** Start **
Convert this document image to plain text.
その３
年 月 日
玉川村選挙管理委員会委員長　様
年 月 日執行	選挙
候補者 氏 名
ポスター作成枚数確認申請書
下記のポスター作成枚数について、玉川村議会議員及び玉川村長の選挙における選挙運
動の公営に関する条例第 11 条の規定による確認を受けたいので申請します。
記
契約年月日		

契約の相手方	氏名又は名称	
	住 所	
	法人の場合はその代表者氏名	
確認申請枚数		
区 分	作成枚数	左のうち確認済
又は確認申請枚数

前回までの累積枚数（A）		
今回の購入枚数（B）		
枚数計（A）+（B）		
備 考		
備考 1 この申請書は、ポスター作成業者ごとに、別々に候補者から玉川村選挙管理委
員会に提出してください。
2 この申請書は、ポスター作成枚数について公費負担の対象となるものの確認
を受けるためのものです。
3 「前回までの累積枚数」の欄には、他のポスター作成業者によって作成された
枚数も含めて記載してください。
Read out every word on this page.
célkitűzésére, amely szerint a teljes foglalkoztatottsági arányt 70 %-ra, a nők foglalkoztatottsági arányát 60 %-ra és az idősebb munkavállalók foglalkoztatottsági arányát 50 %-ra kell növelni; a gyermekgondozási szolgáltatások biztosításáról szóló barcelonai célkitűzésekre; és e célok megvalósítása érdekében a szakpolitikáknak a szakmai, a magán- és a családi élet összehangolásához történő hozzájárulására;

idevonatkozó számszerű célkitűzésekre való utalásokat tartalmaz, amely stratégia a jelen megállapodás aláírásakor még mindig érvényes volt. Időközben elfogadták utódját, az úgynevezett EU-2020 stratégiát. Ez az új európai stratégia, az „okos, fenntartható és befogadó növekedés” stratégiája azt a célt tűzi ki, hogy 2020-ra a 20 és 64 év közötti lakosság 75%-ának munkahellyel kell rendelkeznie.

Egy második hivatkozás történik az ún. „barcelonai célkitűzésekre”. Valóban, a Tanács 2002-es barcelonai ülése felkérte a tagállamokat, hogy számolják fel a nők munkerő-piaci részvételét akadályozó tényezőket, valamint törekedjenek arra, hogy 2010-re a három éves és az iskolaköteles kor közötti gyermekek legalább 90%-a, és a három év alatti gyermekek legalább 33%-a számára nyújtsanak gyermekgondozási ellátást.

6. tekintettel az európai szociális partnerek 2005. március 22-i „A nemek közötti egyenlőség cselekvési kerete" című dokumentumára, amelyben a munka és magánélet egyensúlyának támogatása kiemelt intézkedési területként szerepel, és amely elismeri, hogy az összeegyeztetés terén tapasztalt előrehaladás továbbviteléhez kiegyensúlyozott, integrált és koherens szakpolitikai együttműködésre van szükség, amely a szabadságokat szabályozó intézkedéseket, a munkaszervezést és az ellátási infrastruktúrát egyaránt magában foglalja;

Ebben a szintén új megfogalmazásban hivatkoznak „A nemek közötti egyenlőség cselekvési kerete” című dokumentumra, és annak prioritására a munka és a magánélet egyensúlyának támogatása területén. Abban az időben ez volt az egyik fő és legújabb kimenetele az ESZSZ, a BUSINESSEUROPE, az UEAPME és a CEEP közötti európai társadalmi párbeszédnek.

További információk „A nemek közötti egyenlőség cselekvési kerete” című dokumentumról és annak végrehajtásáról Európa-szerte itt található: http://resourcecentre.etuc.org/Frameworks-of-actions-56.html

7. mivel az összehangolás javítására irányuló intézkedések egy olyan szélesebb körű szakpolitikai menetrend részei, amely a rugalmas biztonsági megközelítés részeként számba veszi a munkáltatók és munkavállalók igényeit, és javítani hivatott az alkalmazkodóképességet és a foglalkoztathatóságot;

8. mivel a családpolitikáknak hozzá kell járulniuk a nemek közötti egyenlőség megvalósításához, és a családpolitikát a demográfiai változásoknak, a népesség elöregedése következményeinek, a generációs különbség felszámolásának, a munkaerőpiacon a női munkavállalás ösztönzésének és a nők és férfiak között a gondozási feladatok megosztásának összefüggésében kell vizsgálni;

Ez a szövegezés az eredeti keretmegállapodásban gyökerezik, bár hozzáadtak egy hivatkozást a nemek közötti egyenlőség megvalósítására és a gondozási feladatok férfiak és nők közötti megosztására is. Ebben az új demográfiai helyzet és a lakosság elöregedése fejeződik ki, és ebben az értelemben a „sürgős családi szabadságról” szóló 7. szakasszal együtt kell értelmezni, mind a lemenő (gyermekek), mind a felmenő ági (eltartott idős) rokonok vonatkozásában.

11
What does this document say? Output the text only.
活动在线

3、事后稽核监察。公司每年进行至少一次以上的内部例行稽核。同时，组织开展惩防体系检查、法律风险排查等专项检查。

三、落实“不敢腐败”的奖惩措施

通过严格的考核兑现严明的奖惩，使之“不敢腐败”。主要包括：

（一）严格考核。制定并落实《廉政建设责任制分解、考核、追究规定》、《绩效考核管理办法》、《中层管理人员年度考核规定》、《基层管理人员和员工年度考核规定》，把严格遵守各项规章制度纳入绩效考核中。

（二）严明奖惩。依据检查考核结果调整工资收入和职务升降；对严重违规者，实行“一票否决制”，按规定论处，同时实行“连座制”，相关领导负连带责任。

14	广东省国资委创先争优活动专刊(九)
** End **
** Start **
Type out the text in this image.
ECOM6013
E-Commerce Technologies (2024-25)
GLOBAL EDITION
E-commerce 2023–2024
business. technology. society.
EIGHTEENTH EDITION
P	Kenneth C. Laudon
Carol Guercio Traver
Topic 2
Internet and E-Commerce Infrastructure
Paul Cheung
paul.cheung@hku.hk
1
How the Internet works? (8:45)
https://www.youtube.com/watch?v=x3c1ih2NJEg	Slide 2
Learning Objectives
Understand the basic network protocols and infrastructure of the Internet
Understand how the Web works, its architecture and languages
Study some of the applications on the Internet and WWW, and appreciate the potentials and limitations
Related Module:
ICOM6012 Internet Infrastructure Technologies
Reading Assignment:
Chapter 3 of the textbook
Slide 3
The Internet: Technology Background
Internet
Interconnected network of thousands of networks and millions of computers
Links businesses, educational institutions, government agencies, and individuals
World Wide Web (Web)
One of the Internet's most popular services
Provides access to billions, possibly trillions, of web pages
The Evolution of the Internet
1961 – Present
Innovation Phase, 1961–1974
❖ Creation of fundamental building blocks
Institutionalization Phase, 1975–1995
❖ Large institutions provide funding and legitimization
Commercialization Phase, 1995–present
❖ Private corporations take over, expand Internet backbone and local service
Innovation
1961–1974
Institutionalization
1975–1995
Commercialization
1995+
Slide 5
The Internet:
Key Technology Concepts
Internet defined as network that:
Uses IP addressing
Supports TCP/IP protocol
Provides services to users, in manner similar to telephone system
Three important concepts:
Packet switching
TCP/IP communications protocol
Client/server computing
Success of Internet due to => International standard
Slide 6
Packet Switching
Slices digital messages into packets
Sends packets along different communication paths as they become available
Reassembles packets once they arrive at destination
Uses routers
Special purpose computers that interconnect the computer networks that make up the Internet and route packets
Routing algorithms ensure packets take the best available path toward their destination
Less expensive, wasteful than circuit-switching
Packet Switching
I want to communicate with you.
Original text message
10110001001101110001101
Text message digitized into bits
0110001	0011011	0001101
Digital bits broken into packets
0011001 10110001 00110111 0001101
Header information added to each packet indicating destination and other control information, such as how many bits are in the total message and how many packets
** End **
:: Given task ::
Locate the word "annak" in the records above, and return each line that has it.

:: Output below ::
Ebben a szintén új megfogalmazásban hivatkoznak „A nemek közötti egyenlőség cselekvési kerete” című dokumentumra, és annak prioritására a munka és a magánélet egyensúlyának támogatása területén. Abban az időben ez volt az egyik fő és legújabb kimenetele az ESZSZ, a BUSINESSEUROPE, az UEAPME és a CEEP közötti európai társadalmi párbeszédnek.
További információk „A nemek közötti egyenlőség cselekvési kerete” című dokumentumról és annak végrehajtásáról Európa-szerte itt található: http://resourcecentre.etuc.org/Frameworks-of-actions-56.html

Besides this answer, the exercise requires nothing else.